JOB
Write out every entry word for word.

* * *

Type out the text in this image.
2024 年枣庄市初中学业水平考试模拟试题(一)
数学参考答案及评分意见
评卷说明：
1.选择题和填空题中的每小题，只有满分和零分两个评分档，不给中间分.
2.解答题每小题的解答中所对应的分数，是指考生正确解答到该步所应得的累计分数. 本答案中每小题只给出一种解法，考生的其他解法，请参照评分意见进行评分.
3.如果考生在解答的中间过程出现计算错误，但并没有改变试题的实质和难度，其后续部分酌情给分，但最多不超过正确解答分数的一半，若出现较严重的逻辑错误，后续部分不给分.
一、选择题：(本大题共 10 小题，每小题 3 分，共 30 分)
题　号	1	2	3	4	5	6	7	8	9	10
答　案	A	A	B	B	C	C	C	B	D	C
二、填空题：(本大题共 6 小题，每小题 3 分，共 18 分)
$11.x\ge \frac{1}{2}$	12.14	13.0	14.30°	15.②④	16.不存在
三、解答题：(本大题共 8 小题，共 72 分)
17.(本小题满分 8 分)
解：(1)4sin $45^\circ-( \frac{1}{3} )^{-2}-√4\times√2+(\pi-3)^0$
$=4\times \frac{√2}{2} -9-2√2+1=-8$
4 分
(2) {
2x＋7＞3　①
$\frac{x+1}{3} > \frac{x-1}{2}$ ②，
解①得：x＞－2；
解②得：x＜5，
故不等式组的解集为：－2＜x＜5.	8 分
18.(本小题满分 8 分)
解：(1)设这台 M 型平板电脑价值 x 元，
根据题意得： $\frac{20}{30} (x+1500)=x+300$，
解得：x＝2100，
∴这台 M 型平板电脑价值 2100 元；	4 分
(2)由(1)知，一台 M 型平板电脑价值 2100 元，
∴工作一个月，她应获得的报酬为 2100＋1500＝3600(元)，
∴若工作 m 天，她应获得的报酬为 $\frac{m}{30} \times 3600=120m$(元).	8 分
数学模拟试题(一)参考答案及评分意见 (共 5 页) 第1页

* * *

RESPONSE TO THIS TASK
Type out the text in this image.
2024 年枣庄市初中学业水平考试模拟试题(一)
数学参考答案及评分意见
评卷说明：
1.选择题和填空题中的每小题，只有满分和零分两个评分档，不给中间分.
2.解答题每小题的解答中所对应的分数，是指考生正确解答到该步所应得的累计分数. 本答案中每小题只给出一种解法，考生的其他解法，请参照评分意见进行评分.
3.如果考生在解答的中间过程出现计算错误，但并没有改变试题的实质和难度，其后续部分酌情给分，但最多不超过正确解答分数的一半，若出现较严重的逻辑错误，后续部分不给分.
一、选择题：(本大题共 10 小题，每小题 3 分，共 30 分)
题　号	1	2	3	4	5	6	7	8	9	10
答　案	A	A	B	B	C	C	C	B	D	C
二、填空题：(本大题共 6 小题，每小题 3 分，共 18 分)
$11.x\ge \frac{1}{2}$	12.14	13.0	14.30°	15.②④	16.不存在
三、解答题：(本大题共 8 小题，共 72 分)
17.(本小题满分 8 分)
解：(1)4sin $45^\circ-( \frac{1}{3} )^{-2}-√4\times√2+(\pi-3)^0$
$=4\times \frac{√2}{2} -9-2√2+1=-8$
4 分
(2) {
2x＋7＞3　①
$\frac{x+1}{3} > \frac{x-1}{2}$ ②，
解①得：x＞－2；
解②得：x＜5，
故不等式组的解集为：－2＜x＜5.	8 分
18.(本小题满分 8 分)
解：(1)设这台 M 型平板电脑价值 x 元，
根据题意得： $\frac{20}{30} (x+1500)=x+300$，
解得：x＝2100，
∴这台 M 型平板电脑价值 2100 元；	4 分
(2)由(1)知，一台 M 型平板电脑价值 2100 元，
∴工作一个月，她应获得的报酬为 2100＋1500＝3600(元)，
∴若工作 m 天，她应获得的报酬为 $\frac{m}{30} \times 3600=120m$(元).	8 分
数学模拟试题(一)参考答案及评分意见 (共 5 页) 第1页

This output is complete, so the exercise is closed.